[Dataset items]
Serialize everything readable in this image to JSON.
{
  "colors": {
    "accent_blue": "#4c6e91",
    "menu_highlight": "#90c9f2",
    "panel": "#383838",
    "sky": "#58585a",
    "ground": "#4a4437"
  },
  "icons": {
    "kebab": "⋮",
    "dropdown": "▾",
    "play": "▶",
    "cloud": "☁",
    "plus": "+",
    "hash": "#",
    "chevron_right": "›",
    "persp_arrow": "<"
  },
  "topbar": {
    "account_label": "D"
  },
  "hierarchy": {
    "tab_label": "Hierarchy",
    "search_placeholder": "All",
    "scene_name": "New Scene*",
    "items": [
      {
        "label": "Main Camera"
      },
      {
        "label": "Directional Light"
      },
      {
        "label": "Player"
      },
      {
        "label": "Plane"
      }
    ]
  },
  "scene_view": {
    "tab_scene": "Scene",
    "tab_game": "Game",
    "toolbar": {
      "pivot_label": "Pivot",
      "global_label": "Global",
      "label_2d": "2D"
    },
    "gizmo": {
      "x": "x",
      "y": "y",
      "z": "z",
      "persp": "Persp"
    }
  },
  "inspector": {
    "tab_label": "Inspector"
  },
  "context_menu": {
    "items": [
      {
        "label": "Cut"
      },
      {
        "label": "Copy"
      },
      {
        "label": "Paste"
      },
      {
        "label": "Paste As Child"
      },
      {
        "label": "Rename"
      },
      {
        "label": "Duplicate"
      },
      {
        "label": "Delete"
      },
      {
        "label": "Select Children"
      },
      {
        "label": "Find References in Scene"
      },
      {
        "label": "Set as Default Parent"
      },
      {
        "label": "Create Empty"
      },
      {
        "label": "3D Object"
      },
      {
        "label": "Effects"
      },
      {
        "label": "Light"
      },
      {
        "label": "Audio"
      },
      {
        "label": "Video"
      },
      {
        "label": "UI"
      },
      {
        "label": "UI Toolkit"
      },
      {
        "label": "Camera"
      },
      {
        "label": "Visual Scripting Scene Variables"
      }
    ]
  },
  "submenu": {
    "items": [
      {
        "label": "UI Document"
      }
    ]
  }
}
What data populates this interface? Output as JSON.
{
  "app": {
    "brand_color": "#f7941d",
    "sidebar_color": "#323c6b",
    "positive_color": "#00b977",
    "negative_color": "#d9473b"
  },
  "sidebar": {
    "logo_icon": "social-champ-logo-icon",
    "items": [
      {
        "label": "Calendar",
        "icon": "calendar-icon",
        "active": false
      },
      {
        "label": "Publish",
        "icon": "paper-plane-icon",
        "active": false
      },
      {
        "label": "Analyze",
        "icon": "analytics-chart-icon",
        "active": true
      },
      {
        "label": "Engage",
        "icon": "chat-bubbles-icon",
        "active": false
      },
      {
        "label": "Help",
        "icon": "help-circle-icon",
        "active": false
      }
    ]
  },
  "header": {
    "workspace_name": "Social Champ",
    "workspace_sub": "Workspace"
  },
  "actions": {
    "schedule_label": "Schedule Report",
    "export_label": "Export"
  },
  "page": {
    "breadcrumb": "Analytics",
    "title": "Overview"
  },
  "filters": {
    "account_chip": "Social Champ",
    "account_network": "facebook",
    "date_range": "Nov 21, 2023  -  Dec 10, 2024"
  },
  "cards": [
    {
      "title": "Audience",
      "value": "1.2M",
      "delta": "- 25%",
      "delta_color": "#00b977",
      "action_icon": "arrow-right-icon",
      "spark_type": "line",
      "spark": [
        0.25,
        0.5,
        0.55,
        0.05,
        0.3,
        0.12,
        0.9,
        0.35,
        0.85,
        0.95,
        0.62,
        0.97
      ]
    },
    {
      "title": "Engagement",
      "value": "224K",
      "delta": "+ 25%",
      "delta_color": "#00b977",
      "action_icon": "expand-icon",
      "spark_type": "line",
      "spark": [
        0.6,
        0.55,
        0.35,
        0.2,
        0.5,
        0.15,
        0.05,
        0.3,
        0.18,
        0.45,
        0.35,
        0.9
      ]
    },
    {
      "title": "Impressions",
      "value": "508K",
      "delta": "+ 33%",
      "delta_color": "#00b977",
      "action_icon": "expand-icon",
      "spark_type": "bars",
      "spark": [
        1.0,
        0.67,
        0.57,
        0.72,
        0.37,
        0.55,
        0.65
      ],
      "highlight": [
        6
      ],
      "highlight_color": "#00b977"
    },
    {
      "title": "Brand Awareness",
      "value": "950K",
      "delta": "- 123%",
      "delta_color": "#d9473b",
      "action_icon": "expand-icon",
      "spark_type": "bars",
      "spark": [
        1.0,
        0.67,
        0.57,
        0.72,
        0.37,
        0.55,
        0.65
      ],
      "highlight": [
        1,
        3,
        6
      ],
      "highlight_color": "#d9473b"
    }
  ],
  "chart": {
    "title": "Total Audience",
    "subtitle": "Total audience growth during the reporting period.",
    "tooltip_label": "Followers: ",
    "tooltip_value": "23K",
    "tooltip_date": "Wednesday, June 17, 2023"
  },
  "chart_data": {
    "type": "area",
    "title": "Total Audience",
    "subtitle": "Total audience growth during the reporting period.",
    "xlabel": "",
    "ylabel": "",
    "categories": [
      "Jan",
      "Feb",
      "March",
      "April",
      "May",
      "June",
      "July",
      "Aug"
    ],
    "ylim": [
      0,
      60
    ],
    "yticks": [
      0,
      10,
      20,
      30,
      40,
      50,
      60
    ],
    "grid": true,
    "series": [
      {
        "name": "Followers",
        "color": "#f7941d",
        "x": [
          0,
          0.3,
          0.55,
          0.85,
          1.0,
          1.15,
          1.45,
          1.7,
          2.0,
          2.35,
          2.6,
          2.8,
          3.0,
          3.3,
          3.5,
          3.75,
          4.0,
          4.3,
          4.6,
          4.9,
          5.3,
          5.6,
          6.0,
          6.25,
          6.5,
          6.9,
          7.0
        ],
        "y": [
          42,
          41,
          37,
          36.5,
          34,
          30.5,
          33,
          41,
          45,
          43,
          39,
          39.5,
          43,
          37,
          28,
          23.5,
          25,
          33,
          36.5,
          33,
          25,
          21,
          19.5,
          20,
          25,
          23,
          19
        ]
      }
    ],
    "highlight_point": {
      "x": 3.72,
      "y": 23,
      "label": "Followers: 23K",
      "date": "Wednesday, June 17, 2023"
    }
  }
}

> WHAT IS REQUIRED
Reproduce the records above exactly.

> RESPONSE BELOW
Serialize everything readable in this image to JSON.
{
  "colors": {
    "accent_blue": "#4c6e91",
    "menu_highlight": "#90c9f2",
    "panel": "#383838",
    "sky": "#58585a",
    "ground": "#4a4437"
  },
  "icons": {
    "kebab": "⋮",
    "dropdown": "▾",
    "play": "▶",
    "cloud": "☁",
    "plus": "+",
    "hash": "#",
    "chevron_right": "›",
    "persp_arrow": "<"
  },
  "topbar": {
    "account_label": "D"
  },
  "hierarchy": {
    "tab_label": "Hierarchy",
    "search_placeholder": "All",
    "scene_name": "New Scene*",
    "items": [
      {
        "label": "Main Camera"
      },
      {
        "label": "Directional Light"
      },
      {
        "label": "Player"
      },
      {
        "label": "Plane"
      }
    ]
  },
  "scene_view": {
    "tab_scene": "Scene",
    "tab_game": "Game",
    "toolbar": {
      "pivot_label": "Pivot",
      "global_label": "Global",
      "label_2d": "2D"
    },
    "gizmo": {
      "x": "x",
      "y": "y",
      "z": "z",
      "persp": "Persp"
    }
  },
  "inspector": {
    "tab_label": "Inspector"
  },
  "context_menu": {
    "items": [
      {
        "label": "Cut"
      },
      {
        "label": "Copy"
      },
      {
        "label": "Paste"
      },
      {
        "label": "Paste As Child"
      },
      {
        "label": "Rename"
      },
      {
        "label": "Duplicate"
      },
      {
        "label": "Delete"
      },
      {
        "label": "Select Children"
      },
      {
        "label": "Find References in Scene"
      },
      {
        "label": "Set as Default Parent"
      },
      {
        "label": "Create Empty"
      },
      {
        "label": "3D Object"
      },
      {
        "label": "Effects"
      },
      {
        "label": "Light"
      },
      {
        "label": "Audio"
      },
      {
        "label": "Video"
      },
      {
        "label": "UI"
      },
      {
        "label": "UI Toolkit"
      },
      {
        "label": "Camera"
      },
      {
        "label": "Visual Scripting Scene Variables"
      }
    ]
  },
  "submenu": {
    "items": [
      {
        "label": "UI Document"
      }
    ]
  }
}
What data populates this interface? Output as JSON.
{
  "app": {
    "brand_color": "#f7941d",
    "sidebar_color": "#323c6b",
    "positive_color": "#00b977",
    "negative_color": "#d9473b"
  },
  "sidebar": {
    "logo_icon": "social-champ-logo-icon",
    "items": [
      {
        "label": "Calendar",
        "icon": "calendar-icon",
        "active": false
      },
      {
        "label": "Publish",
        "icon": "paper-plane-icon",
        "active": false
      },
      {
        "label": "Analyze",
        "icon": "analytics-chart-icon",
        "active": true
      },
      {
        "label": "Engage",
        "icon": "chat-bubbles-icon",
        "active": false
      },
      {
        "label": "Help",
        "icon": "help-circle-icon",
        "active": false
      }
    ]
  },
  "header": {
    "workspace_name": "Social Champ",
    "workspace_sub": "Workspace"
  },
  "actions": {
    "schedule_label": "Schedule Report",
    "export_label": "Export"
  },
  "page": {
    "breadcrumb": "Analytics",
    "title": "Overview"
  },
  "filters": {
    "account_chip": "Social Champ",
    "account_network": "facebook",
    "date_range": "Nov 21, 2023  -  Dec 10, 2024"
  },
  "cards": [
    {
      "title": "Audience",
      "value": "1.2M",
      "delta": "- 25%",
      "delta_color": "#00b977",
      "action_icon": "arrow-right-icon",
      "spark_type": "line",
      "spark": [
        0.25,
        0.5,
        0.55,
        0.05,
        0.3,
        0.12,
        0.9,
        0.35,
        0.85,
        0.95,
        0.62,
        0.97
      ]
    },
    {
      "title": "Engagement",
      "value": "224K",
      "delta": "+ 25%",
      "delta_color": "#00b977",
      "action_icon": "expand-icon",
      "spark_type": "line",
      "spark": [
        0.6,
        0.55,
        0.35,
        0.2,
        0.5,
        0.15,
        0.05,
        0.3,
        0.18,
        0.45,
        0.35,
        0.9
      ]
    },
    {
      "title": "Impressions",
      "value": "508K",
      "delta": "+ 33%",
      "delta_color": "#00b977",
      "action_icon": "expand-icon",
      "spark_type": "bars",
      "spark": [
        1.0,
        0.67,
        0.57,
        0.72,
        0.37,
        0.55,
        0.65
      ],
      "highlight": [
        6
      ],
      "highlight_color": "#00b977"
    },
    {
      "title": "Brand Awareness",
      "value": "950K",
      "delta": "- 123%",
      "delta_color": "#d9473b",
      "action_icon": "expand-icon",
      "spark_type": "bars",
      "spark": [
        1.0,
        0.67,
        0.57,
        0.72,
        0.37,
        0.55,
        0.65
      ],
      "highlight": [
        1,
        3,
        6
      ],
      "highlight_color": "#d9473b"
    }
  ],
  "chart": {
    "title": "Total Audience",
    "subtitle": "Total audience growth during the reporting period.",
    "tooltip_label": "Followers: ",
    "tooltip_value": "23K",
    "tooltip_date": "Wednesday, June 17, 2023"
  },
  "chart_data": {
    "type": "area",
    "title": "Total Audience",
    "subtitle": "Total audience growth during the reporting period.",
    "xlabel": "",
    "ylabel": "",
    "categories": [
      "Jan",
      "Feb",
      "March",
      "April",
      "May",
      "June",
      "July",
      "Aug"
    ],
    "ylim": [
      0,
      60
    ],
    "yticks": [
      0,
      10,
      20,
      30,
      40,
      50,
      60
    ],
    "grid": true,
    "series": [
      {
        "name": "Followers",
        "color": "#f7941d",
        "x": [
          0,
          0.3,
          0.55,
          0.85,
          1.0,
          1.15,
          1.45,
          1.7,
          2.0,
          2.35,
          2.6,
          2.8,
          3.0,
          3.3,
          3.5,
          3.75,
          4.0,
          4.3,
          4.6,
          4.9,
          5.3,
          5.6,
          6.0,
          6.25,
          6.5,
          6.9,
          7.0
        ],
        "y": [
          42,
          41,
          37,
          36.5,
          34,
          30.5,
          33,
          41,
          45,
          43,
          39,
          39.5,
          43,
          37,
          28,
          23.5,
          25,
          33,
          36.5,
          33,
          25,
          21,
          19.5,
          20,
          25,
          23,
          19
        ]
      }
    ],
    "highlight_point": {
      "x": 3.72,
      "y": 23,
      "label": "Followers: 23K",
      "date": "Wednesday, June 17, 2023"
    }
  }
}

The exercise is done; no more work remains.